## start RECORDS SHOWN
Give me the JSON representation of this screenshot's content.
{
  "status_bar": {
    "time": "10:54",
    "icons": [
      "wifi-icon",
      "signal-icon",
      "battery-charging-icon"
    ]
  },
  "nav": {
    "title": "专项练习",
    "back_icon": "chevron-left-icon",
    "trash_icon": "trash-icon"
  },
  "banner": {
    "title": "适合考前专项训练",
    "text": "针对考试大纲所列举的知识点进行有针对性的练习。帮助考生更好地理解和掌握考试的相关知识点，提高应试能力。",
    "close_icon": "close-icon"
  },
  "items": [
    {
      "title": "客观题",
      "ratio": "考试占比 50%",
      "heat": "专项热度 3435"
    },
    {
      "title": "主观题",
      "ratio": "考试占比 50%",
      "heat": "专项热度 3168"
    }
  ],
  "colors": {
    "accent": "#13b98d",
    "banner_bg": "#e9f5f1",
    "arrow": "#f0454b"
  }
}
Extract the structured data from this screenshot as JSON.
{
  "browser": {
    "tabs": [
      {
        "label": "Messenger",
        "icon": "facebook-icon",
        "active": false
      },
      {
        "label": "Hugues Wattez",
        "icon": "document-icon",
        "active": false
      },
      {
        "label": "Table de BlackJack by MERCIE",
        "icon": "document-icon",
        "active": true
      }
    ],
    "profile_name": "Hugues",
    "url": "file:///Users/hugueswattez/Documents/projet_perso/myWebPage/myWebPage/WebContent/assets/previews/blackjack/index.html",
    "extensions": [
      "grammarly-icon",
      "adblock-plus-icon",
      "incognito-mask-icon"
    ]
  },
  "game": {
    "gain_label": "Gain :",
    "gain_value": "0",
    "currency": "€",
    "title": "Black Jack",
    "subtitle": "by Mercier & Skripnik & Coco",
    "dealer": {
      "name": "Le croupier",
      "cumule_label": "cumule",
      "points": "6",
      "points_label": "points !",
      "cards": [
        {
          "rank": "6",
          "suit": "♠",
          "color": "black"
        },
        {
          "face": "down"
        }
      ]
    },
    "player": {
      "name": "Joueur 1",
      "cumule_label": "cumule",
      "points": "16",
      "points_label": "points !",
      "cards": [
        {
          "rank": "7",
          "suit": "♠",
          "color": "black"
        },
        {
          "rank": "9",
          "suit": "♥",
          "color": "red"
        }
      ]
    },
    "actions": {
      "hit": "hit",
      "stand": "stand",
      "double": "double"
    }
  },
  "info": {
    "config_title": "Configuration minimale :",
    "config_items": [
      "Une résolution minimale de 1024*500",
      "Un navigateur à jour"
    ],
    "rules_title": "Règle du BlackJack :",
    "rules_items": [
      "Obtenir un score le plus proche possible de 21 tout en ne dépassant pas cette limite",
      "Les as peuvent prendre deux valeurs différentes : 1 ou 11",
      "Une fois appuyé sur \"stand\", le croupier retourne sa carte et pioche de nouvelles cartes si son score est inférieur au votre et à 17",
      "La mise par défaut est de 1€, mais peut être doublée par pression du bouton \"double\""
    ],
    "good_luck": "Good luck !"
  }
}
## end RECORDS SHOWN
● WHAT NEEDS TO BE DONE: Reproduce all of the data exactly as given.

● RESPONSE BELOW:
Give me the JSON representation of this screenshot's content.
{
  "status_bar": {
    "time": "10:54",
    "icons": [
      "wifi-icon",
      "signal-icon",
      "battery-charging-icon"
    ]
  },
  "nav": {
    "title": "专项练习",
    "back_icon": "chevron-left-icon",
    "trash_icon": "trash-icon"
  },
  "banner": {
    "title": "适合考前专项训练",
    "text": "针对考试大纲所列举的知识点进行有针对性的练习。帮助考生更好地理解和掌握考试的相关知识点，提高应试能力。",
    "close_icon": "close-icon"
  },
  "items": [
    {
      "title": "客观题",
      "ratio": "考试占比 50%",
      "heat": "专项热度 3435"
    },
    {
      "title": "主观题",
      "ratio": "考试占比 50%",
      "heat": "专项热度 3168"
    }
  ],
  "colors": {
    "accent": "#13b98d",
    "banner_bg": "#e9f5f1",
    "arrow": "#f0454b"
  }
}
Extract the structured data from this screenshot as JSON.
{
  "browser": {
    "tabs": [
      {
        "label": "Messenger",
        "icon": "facebook-icon",
        "active": false
      },
      {
        "label": "Hugues Wattez",
        "icon": "document-icon",
        "active": false
      },
      {
        "label": "Table de BlackJack by MERCIE",
        "icon": "document-icon",
        "active": true
      }
    ],
    "profile_name": "Hugues",
    "url": "file:///Users/hugueswattez/Documents/projet_perso/myWebPage/myWebPage/WebContent/assets/previews/blackjack/index.html",
    "extensions": [
      "grammarly-icon",
      "adblock-plus-icon",
      "incognito-mask-icon"
    ]
  },
  "game": {
    "gain_label": "Gain :",
    "gain_value": "0",
    "currency": "€",
    "title": "Black Jack",
    "subtitle": "by Mercier & Skripnik & Coco",
    "dealer": {
      "name": "Le croupier",
      "cumule_label": "cumule",
      "points": "6",
      "points_label": "points !",
      "cards": [
        {
          "rank": "6",
          "suit": "♠",
          "color": "black"
        },
        {
          "face": "down"
        }
      ]
    },
    "player": {
      "name": "Joueur 1",
      "cumule_label": "cumule",
      "points": "16",
      "points_label": "points !",
      "cards": [
        {
          "rank": "7",
          "suit": "♠",
          "color": "black"
        },
        {
          "rank": "9",
          "suit": "♥",
          "color": "red"
        }
      ]
    },
    "actions": {
      "hit": "hit",
      "stand": "stand",
      "double": "double"
    }
  },
  "info": {
    "config_title": "Configuration minimale :",
    "config_items": [
      "Une résolution minimale de 1024*500",
      "Un navigateur à jour"
    ],
    "rules_title": "Règle du BlackJack :",
    "rules_items": [
      "Obtenir un score le plus proche possible de 21 tout en ne dépassant pas cette limite",
      "Les as peuvent prendre deux valeurs différentes : 1 ou 11",
      "Une fois appuyé sur \"stand\", le croupier retourne sa carte et pioche de nouvelles cartes si son score est inférieur au votre et à 17",
      "La mise par défaut est de 1€, mais peut être doublée par pression du bouton \"double\""
    ],
    "good_luck": "Good luck !"
  }
}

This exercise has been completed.